PROMPT
In the listing below, how many lines contain the word "name"? Please respond with the number only.

MATERIAL FOR THE TASK
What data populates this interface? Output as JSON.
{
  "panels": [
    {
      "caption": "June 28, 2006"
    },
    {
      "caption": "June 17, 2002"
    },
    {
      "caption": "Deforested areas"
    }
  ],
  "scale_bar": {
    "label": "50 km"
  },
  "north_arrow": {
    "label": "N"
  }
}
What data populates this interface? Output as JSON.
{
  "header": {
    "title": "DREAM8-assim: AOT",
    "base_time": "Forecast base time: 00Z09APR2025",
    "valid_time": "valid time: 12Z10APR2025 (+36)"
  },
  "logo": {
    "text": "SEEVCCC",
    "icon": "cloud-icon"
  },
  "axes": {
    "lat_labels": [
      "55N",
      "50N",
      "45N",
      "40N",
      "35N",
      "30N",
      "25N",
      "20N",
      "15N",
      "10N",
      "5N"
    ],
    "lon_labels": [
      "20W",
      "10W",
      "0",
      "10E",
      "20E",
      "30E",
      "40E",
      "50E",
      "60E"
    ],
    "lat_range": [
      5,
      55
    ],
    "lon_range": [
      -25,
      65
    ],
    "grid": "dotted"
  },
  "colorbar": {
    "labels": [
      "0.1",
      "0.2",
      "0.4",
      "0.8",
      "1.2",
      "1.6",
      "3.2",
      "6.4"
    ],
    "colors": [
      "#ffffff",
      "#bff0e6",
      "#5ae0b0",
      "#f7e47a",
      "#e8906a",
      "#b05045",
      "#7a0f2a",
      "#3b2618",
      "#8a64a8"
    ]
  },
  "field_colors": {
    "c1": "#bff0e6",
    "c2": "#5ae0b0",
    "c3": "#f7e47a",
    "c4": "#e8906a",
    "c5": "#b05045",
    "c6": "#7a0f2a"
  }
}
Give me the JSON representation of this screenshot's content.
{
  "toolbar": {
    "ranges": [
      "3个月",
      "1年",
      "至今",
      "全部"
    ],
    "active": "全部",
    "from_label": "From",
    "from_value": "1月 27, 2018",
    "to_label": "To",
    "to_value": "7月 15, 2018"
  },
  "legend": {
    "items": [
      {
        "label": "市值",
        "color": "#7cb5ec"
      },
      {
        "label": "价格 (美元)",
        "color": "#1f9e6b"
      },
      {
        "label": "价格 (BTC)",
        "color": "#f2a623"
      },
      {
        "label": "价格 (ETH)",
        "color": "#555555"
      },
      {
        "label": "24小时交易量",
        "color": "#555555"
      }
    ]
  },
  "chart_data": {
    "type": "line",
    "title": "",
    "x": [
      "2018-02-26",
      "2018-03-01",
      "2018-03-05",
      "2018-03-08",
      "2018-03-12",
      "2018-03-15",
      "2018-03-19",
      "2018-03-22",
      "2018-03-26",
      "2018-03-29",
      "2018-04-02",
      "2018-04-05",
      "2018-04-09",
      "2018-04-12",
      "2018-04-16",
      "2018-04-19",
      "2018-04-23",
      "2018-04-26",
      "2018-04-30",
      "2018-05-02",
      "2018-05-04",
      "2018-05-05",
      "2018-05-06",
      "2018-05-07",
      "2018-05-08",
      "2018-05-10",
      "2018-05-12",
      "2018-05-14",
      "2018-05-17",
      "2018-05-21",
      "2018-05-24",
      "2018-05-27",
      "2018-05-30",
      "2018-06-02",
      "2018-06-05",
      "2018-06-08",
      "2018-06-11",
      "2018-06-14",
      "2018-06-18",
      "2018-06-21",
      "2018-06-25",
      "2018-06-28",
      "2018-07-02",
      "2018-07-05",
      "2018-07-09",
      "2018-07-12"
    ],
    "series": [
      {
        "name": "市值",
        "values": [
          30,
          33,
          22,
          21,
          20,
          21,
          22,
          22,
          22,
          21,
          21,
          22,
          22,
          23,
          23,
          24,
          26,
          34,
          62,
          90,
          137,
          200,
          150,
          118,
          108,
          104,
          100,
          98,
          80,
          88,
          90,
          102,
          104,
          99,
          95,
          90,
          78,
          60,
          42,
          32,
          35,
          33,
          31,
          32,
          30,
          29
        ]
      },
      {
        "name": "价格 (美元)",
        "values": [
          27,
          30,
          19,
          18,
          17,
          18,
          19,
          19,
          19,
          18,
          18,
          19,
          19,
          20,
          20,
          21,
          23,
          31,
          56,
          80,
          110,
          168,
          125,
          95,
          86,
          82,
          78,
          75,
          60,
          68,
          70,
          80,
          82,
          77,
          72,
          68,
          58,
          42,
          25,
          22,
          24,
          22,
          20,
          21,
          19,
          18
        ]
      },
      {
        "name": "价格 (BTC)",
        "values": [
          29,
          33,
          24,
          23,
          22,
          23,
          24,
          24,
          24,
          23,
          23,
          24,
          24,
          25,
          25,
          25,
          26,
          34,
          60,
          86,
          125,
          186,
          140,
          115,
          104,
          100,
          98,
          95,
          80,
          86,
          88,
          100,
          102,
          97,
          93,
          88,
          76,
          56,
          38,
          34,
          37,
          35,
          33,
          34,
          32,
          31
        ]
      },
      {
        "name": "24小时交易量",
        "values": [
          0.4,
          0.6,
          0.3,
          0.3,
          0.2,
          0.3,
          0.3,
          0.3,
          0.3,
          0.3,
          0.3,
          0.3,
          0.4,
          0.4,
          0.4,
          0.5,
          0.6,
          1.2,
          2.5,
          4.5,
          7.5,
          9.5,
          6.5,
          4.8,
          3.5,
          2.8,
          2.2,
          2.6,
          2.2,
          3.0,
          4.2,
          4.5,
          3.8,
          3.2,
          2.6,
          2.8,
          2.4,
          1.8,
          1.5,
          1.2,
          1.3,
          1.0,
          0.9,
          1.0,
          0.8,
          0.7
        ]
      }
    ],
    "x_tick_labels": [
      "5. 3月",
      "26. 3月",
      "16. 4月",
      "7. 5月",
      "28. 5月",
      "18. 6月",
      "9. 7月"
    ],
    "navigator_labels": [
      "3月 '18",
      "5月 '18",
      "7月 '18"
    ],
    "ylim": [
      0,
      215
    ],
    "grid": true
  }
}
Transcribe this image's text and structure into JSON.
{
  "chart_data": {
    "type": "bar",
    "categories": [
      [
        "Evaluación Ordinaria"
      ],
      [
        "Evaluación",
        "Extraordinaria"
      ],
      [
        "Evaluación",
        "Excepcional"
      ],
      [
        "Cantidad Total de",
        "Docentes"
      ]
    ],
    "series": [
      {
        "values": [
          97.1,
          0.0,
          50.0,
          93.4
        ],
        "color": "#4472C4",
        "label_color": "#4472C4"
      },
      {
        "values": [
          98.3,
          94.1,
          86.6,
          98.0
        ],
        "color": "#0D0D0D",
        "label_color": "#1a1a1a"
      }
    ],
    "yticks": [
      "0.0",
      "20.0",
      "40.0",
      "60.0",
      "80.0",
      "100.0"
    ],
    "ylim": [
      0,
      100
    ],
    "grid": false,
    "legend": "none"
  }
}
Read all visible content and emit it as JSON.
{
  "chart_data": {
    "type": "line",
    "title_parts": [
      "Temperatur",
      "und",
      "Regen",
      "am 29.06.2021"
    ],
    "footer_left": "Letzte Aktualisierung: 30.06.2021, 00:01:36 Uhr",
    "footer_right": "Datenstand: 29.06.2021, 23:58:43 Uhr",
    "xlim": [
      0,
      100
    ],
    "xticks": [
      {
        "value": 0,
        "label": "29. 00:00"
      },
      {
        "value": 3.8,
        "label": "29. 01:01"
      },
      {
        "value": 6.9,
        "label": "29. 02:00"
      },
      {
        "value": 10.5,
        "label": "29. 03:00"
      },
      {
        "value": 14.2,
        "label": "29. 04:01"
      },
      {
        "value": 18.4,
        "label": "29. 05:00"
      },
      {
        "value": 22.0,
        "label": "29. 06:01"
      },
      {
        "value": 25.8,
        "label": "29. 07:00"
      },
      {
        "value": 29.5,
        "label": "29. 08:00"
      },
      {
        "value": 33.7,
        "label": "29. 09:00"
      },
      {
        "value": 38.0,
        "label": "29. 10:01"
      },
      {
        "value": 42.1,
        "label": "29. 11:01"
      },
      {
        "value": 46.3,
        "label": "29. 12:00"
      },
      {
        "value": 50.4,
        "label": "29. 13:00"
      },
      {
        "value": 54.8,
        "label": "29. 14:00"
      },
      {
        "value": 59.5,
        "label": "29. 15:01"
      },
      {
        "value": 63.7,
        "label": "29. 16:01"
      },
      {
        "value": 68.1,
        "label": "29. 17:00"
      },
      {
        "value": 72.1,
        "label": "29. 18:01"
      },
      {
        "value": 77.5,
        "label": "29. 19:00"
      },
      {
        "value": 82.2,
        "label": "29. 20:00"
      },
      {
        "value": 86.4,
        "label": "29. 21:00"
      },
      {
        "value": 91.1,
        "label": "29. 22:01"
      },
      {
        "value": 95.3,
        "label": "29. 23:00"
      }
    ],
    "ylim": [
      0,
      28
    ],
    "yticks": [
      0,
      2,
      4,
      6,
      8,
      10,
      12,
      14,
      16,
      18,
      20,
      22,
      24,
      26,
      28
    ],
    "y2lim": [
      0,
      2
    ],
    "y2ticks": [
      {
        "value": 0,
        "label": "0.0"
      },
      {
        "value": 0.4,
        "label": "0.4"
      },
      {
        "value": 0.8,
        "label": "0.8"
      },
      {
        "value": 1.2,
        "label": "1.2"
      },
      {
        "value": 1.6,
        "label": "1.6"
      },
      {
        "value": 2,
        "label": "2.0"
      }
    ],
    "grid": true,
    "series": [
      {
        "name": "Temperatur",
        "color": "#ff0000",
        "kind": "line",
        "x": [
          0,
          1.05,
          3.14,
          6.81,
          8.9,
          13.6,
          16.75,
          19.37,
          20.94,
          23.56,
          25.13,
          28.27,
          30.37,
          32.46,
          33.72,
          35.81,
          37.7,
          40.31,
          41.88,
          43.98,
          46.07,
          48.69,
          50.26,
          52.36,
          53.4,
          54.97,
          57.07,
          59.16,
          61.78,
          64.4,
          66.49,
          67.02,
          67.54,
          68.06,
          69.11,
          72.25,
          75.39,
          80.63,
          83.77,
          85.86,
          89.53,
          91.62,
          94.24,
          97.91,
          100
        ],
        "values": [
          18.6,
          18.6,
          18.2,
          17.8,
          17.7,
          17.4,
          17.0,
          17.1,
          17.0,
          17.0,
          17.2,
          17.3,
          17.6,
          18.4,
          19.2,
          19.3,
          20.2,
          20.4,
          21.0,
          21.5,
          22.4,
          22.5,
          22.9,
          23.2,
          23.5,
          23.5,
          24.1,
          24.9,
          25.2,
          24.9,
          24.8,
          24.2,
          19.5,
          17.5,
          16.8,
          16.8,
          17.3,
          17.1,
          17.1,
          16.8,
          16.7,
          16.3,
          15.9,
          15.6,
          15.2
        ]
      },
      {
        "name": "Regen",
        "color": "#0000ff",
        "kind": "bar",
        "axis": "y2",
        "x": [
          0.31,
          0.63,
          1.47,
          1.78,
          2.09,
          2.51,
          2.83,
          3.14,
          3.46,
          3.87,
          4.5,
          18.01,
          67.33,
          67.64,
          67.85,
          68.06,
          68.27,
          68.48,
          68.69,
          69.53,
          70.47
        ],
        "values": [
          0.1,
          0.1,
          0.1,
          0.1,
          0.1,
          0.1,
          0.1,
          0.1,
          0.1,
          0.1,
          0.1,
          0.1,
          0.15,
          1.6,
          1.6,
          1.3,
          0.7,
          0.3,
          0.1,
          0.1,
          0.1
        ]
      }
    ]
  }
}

RESULT OF THE EXERCISE
6